#### Document excerpt ####

How do I get specific path sections from a url? For example, I want a function which operates on this:
http://www.mydomain.com/hithere?image=2934
Here is an example using urlparse and rpartition.
# Python 2x:
from urlparse import urlparse
# Python 3x:
from urllib.parse import urlparse
def printPathTokens(full_url):
print('printPathTokens() called: %s' % full_url)
p_full = urlparse(full_url).path
print(' . p_full url: %s' % p_full)
# Split the path using rpartition method of string
# rpartition "returns a tuple containing the part the before separator,
# argument string and the part after the separator"
(rp_left, rp_match, rp_right) = p_full.rpartition('/')
if rp_match == '': # returns the rpartition separator if found
print(' . No slashes found in path')
else:
print(' . path to last resource: %s' % rp_left)
if rp_right == '': # Ended with a slash
print(' . last resource: (none)')
else:
print(' . last resource: %s' % (rp_right))
printPathTokens('http://www.example.com/temp/something/happen/index.html')

#### Information shown ####

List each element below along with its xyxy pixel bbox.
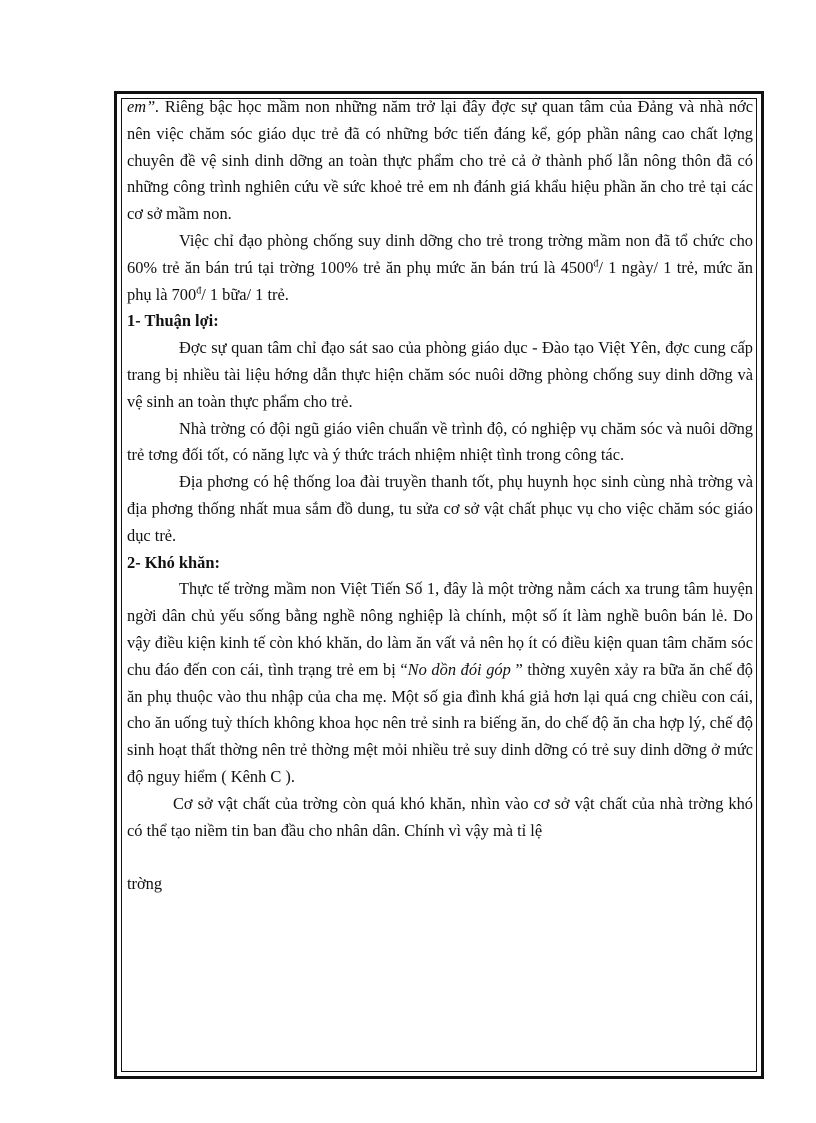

####

### Work instructions
In the URL path thread, which module does the code import urlparse from for Python 3?

### Result for this exercise
urllib.parse